§ **Direction**
Pictures stay out of the copy; set down each line of the listing below exactly.

§ **The records**
+---+

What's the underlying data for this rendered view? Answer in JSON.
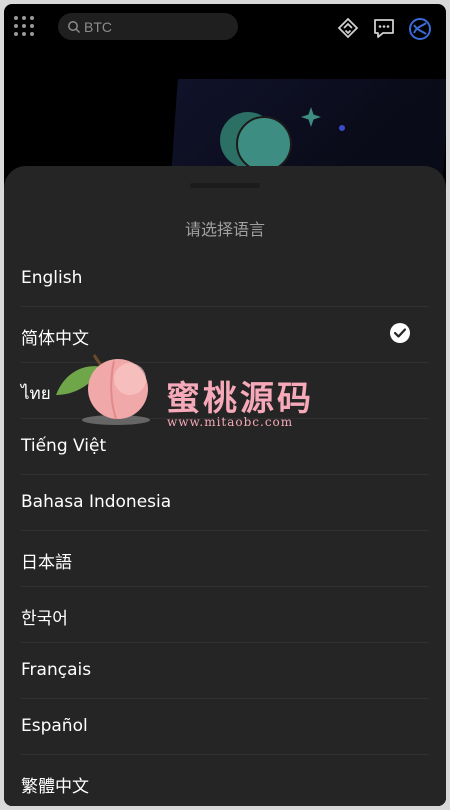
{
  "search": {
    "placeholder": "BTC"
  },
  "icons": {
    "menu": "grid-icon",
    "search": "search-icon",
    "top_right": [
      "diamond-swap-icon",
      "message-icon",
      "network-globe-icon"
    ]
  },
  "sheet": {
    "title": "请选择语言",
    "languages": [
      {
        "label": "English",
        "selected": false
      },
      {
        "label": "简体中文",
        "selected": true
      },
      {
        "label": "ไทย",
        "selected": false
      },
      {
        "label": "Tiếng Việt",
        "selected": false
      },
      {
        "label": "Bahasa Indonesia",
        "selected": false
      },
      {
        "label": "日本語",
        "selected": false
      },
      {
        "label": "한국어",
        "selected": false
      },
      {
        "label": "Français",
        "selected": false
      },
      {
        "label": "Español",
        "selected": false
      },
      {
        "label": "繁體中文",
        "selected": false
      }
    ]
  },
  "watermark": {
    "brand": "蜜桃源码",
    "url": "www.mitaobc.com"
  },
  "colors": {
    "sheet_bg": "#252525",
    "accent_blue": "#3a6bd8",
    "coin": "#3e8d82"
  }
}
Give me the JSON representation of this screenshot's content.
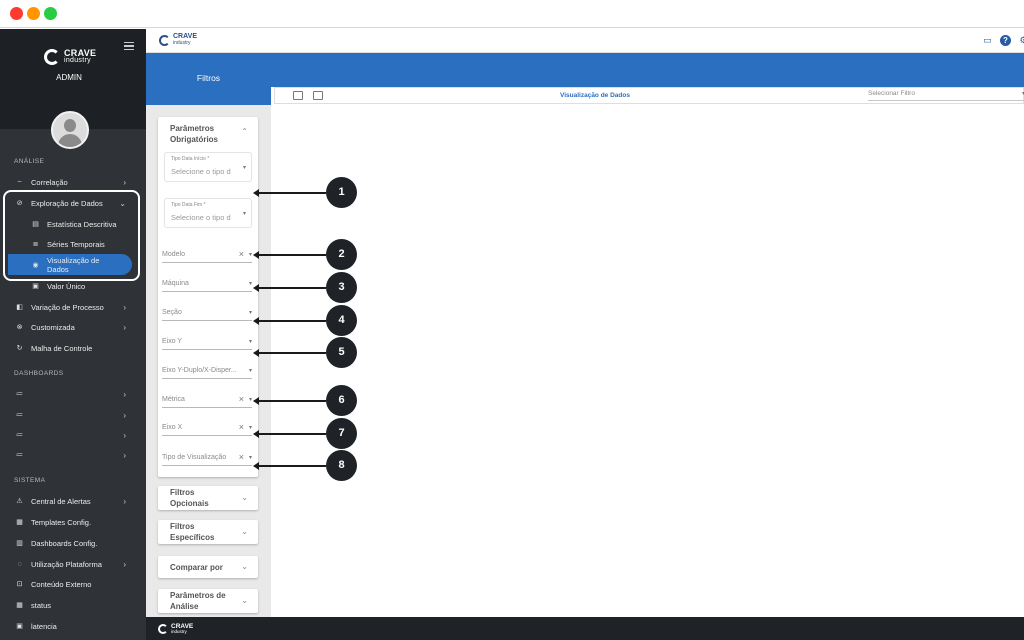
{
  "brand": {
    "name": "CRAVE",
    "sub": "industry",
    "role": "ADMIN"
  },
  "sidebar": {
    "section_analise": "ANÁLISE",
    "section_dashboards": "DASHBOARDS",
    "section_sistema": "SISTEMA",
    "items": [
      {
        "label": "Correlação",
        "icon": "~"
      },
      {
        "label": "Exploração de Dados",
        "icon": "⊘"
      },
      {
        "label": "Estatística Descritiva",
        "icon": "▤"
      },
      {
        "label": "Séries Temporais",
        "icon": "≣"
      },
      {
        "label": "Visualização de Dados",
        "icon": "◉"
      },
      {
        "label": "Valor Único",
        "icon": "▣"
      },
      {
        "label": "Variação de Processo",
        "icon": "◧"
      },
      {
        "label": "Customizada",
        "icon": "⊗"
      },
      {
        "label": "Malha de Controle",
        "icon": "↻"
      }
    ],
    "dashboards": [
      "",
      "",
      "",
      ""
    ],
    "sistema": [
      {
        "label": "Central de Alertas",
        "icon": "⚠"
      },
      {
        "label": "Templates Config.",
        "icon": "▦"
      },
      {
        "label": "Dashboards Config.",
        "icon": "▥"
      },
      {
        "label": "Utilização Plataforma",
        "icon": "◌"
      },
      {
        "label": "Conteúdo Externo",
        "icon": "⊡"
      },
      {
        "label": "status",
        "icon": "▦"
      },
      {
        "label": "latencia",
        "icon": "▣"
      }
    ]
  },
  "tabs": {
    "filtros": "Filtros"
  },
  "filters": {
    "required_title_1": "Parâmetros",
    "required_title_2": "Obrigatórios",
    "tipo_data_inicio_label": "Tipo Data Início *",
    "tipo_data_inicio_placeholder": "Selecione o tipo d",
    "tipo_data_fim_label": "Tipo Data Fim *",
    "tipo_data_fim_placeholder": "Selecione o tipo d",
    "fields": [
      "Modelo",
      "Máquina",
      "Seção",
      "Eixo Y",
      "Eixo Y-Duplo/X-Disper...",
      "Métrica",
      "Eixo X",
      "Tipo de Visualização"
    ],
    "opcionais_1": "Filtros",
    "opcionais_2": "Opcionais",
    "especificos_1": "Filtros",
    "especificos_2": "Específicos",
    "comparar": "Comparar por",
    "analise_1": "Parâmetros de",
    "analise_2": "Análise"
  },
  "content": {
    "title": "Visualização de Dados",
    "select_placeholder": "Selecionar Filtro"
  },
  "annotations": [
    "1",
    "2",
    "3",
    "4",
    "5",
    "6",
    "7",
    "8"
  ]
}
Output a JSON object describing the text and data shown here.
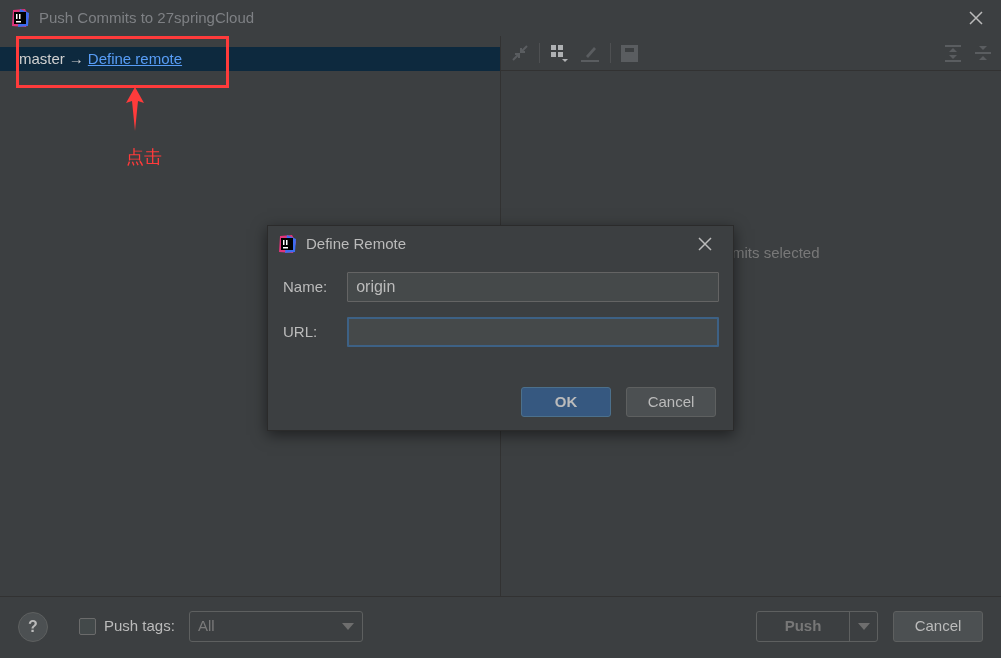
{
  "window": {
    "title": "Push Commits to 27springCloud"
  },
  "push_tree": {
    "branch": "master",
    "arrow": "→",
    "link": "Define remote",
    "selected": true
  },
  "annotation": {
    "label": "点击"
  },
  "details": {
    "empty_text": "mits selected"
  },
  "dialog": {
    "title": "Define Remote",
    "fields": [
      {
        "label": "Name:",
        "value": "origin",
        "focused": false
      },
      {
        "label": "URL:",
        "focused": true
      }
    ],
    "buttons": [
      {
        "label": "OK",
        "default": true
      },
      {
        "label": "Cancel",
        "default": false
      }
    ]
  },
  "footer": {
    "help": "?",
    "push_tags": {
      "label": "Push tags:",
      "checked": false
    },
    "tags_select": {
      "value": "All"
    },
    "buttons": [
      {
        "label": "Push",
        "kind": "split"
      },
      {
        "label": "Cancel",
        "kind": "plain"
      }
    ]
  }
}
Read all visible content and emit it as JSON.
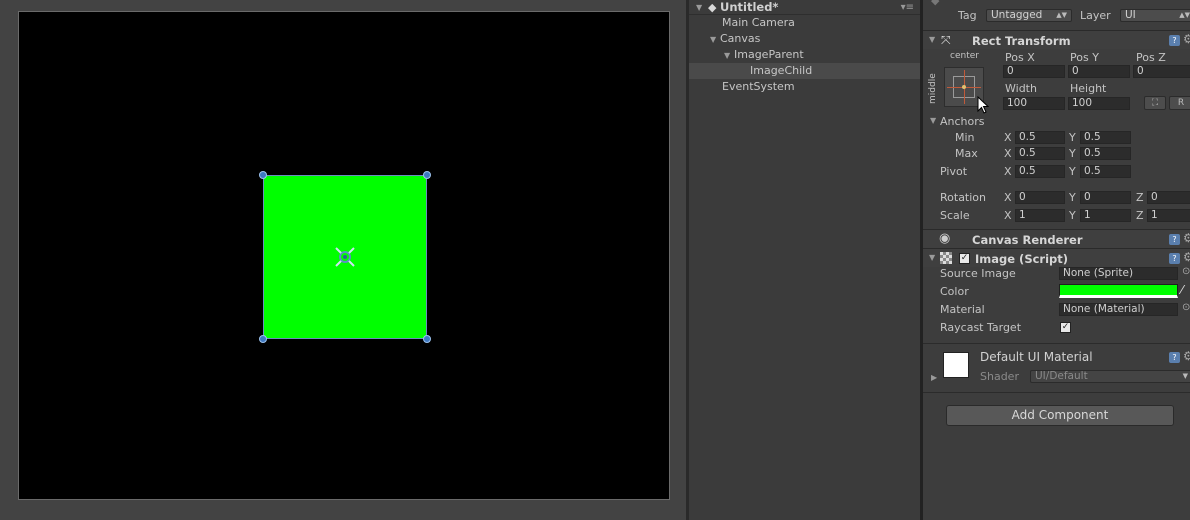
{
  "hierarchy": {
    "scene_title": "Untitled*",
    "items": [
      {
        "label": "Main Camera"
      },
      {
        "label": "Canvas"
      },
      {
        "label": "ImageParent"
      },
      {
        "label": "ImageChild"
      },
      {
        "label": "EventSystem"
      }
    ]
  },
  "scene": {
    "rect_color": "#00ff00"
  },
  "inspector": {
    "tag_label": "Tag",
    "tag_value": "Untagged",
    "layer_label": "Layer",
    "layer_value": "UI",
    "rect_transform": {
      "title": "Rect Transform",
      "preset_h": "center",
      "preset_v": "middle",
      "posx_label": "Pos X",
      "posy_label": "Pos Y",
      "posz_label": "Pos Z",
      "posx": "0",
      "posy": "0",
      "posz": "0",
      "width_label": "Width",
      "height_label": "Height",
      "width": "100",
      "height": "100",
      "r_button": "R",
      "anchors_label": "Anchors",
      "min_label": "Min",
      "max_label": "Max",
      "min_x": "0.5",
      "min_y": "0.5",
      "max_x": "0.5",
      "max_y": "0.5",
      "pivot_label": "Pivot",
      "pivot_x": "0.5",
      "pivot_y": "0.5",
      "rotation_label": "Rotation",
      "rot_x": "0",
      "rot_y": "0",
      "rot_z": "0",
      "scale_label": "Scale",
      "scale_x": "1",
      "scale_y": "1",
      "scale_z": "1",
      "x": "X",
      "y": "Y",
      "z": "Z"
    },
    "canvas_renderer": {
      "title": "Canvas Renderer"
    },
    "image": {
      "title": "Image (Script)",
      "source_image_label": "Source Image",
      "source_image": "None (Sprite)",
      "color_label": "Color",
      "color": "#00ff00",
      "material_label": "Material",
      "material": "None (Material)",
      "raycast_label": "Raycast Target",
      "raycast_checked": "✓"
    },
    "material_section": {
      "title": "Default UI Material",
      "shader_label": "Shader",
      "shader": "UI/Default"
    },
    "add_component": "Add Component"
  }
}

+---+

§ **Written response**
What's the underlying data for this rendered view? Answer in JSON.
{
  "search": {
    "placeholder": "BTC"
  },
  "icons": {
    "menu": "grid-icon",
    "search": "search-icon",
    "top_right": [
      "diamond-swap-icon",
      "message-icon",
      "network-globe-icon"
    ]
  },
  "sheet": {
    "title": "请选择语言",
    "languages": [
      {
        "label": "English",
        "selected": false
      },
      {
        "label": "简体中文",
        "selected": true
      },
      {
        "label": "ไทย",
        "selected": false
      },
      {
        "label": "Tiếng Việt",
        "selected": false
      },
      {
        "label": "Bahasa Indonesia",
        "selected": false
      },
      {
        "label": "日本語",
        "selected": false
      },
      {
        "label": "한국어",
        "selected": false
      },
      {
        "label": "Français",
        "selected": false
      },
      {
        "label": "Español",
        "selected": false
      },
      {
        "label": "繁體中文",
        "selected": false
      }
    ]
  },
  "watermark": {
    "brand": "蜜桃源码",
    "url": "www.mitaobc.com"
  },
  "colors": {
    "sheet_bg": "#252525",
    "accent_blue": "#3a6bd8",
    "coin": "#3e8d82"
  }
}
Give me the JSON representation of this screenshot's content.
{
  "brand": {
    "name": "CRAVE",
    "sub": "industry",
    "role": "ADMIN"
  },
  "sidebar": {
    "section_analise": "ANÁLISE",
    "section_dashboards": "DASHBOARDS",
    "section_sistema": "SISTEMA",
    "items": [
      {
        "label": "Correlação",
        "icon": "~"
      },
      {
        "label": "Exploração de Dados",
        "icon": "⊘"
      },
      {
        "label": "Estatística Descritiva",
        "icon": "▤"
      },
      {
        "label": "Séries Temporais",
        "icon": "≣"
      },
      {
        "label": "Visualização de Dados",
        "icon": "◉"
      },
      {
        "label": "Valor Único",
        "icon": "▣"
      },
      {
        "label": "Variação de Processo",
        "icon": "◧"
      },
      {
        "label": "Customizada",
        "icon": "⊗"
      },
      {
        "label": "Malha de Controle",
        "icon": "↻"
      }
    ],
    "dashboards": [
      "",
      "",
      "",
      ""
    ],
    "sistema": [
      {
        "label": "Central de Alertas",
        "icon": "⚠"
      },
      {
        "label": "Templates Config.",
        "icon": "▦"
      },
      {
        "label": "Dashboards Config.",
        "icon": "▥"
      },
      {
        "label": "Utilização Plataforma",
        "icon": "◌"
      },
      {
        "label": "Conteúdo Externo",
        "icon": "⊡"
      },
      {
        "label": "status",
        "icon": "▦"
      },
      {
        "label": "latencia",
        "icon": "▣"
      }
    ]
  },
  "tabs": {
    "filtros": "Filtros"
  },
  "filters": {
    "required_title_1": "Parâmetros",
    "required_title_2": "Obrigatórios",
    "tipo_data_inicio_label": "Tipo Data Início *",
    "tipo_data_inicio_placeholder": "Selecione o tipo d",
    "tipo_data_fim_label": "Tipo Data Fim *",
    "tipo_data_fim_placeholder": "Selecione o tipo d",
    "fields": [
      "Modelo",
      "Máquina",
      "Seção",
      "Eixo Y",
      "Eixo Y-Duplo/X-Disper...",
      "Métrica",
      "Eixo X",
      "Tipo de Visualização"
    ],
    "opcionais_1": "Filtros",
    "opcionais_2": "Opcionais",
    "especificos_1": "Filtros",
    "especificos_2": "Específicos",
    "comparar": "Comparar por",
    "analise_1": "Parâmetros de",
    "analise_2": "Análise"
  },
  "content": {
    "title": "Visualização de Dados",
    "select_placeholder": "Selecionar Filtro"
  },
  "annotations": [
    "1",
    "2",
    "3",
    "4",
    "5",
    "6",
    "7",
    "8"
  ]
}
Output a JSON object describing the text and data shown here.
{
  "window": {
    "title": "Push Commits to 27springCloud"
  },
  "push_tree": {
    "branch": "master",
    "arrow": "→",
    "link": "Define remote",
    "selected": true
  },
  "annotation": {
    "label": "点击"
  },
  "details": {
    "empty_text": "mits selected"
  },
  "dialog": {
    "title": "Define Remote",
    "fields": [
      {
        "label": "Name:",
        "value": "origin",
        "focused": false
      },
      {
        "label": "URL:",
        "focused": true
      }
    ],
    "buttons": [
      {
        "label": "OK",
        "default": true
      },
      {
        "label": "Cancel",
        "default": false
      }
    ]
  },
  "footer": {
    "help": "?",
    "push_tags": {
      "label": "Push tags:",
      "checked": false
    },
    "tags_select": {
      "value": "All"
    },
    "buttons": [
      {
        "label": "Push",
        "kind": "split"
      },
      {
        "label": "Cancel",
        "kind": "plain"
      }
    ]
  }
}
Read all visible content and emit it as JSON.
{
  "hierarchy": {
    "scene_title": "Untitled*",
    "items": [
      {
        "label": "Main Camera"
      },
      {
        "label": "Canvas"
      },
      {
        "label": "ImageParent"
      },
      {
        "label": "ImageChild"
      },
      {
        "label": "EventSystem"
      }
    ]
  },
  "scene": {
    "rect_color": "#00ff00"
  },
  "inspector": {
    "tag_label": "Tag",
    "tag_value": "Untagged",
    "layer_label": "Layer",
    "layer_value": "UI",
    "rect_transform": {
      "title": "Rect Transform",
      "preset_h": "center",
      "preset_v": "middle",
      "posx_label": "Pos X",
      "posy_label": "Pos Y",
      "posz_label": "Pos Z",
      "posx": "0",
      "posy": "0",
      "posz": "0",
      "width_label": "Width",
      "height_label": "Height",
      "width": "100",
      "height": "100",
      "r_button": "R",
      "anchors_label": "Anchors",
      "min_label": "Min",
      "max_label": "Max",
      "min_x": "0.5",
      "min_y": "0.5",
      "max_x": "0.5",
      "max_y": "0.5",
      "pivot_label": "Pivot",
      "pivot_x": "0.5",
      "pivot_y": "0.5",
      "rotation_label": "Rotation",
      "rot_x": "0",
      "rot_y": "0",
      "rot_z": "0",
      "scale_label": "Scale",
      "scale_x": "1",
      "scale_y": "1",
      "scale_z": "1",
      "x": "X",
      "y": "Y",
      "z": "Z"
    },
    "canvas_renderer": {
      "title": "Canvas Renderer"
    },
    "image": {
      "title": "Image (Script)",
      "source_image_label": "Source Image",
      "source_image": "None (Sprite)",
      "color_label": "Color",
      "color": "#00ff00",
      "material_label": "Material",
      "material": "None (Material)",
      "raycast_label": "Raycast Target",
      "raycast_checked": "✓"
    },
    "material_section": {
      "title": "Default UI Material",
      "shader_label": "Shader",
      "shader": "UI/Default"
    },
    "add_component": "Add Component"
  }
}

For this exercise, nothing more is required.